▸ **EXERCISE**
Output every line of the data exactly as it appears.

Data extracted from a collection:
--- Start ---
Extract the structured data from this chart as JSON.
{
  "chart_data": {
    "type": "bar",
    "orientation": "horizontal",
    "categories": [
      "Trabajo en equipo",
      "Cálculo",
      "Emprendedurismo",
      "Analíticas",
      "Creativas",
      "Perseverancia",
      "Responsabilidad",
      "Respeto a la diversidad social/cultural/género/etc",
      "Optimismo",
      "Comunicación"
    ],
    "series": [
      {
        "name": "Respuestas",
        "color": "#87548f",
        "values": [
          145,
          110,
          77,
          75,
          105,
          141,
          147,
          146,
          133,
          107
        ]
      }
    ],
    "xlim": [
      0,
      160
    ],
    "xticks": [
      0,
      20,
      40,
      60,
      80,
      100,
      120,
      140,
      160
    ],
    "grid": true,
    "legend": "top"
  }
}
--- End ---
▸ **ANSWER TO THIS PROBLEM**
Extract the structured data from this chart as JSON.
{
  "chart_data": {
    "type": "bar",
    "orientation": "horizontal",
    "categories": [
      "Trabajo en equipo",
      "Cálculo",
      "Emprendedurismo",
      "Analíticas",
      "Creativas",
      "Perseverancia",
      "Responsabilidad",
      "Respeto a la diversidad social/cultural/género/etc",
      "Optimismo",
      "Comunicación"
    ],
    "series": [
      {
        "name": "Respuestas",
        "color": "#87548f",
        "values": [
          145,
          110,
          77,
          75,
          105,
          141,
          147,
          146,
          133,
          107
        ]
      }
    ],
    "xlim": [
      0,
      160
    ],
    "xticks": [
      0,
      20,
      40,
      60,
      80,
      100,
      120,
      140,
      160
    ],
    "grid": true,
    "legend": "top"
  }
}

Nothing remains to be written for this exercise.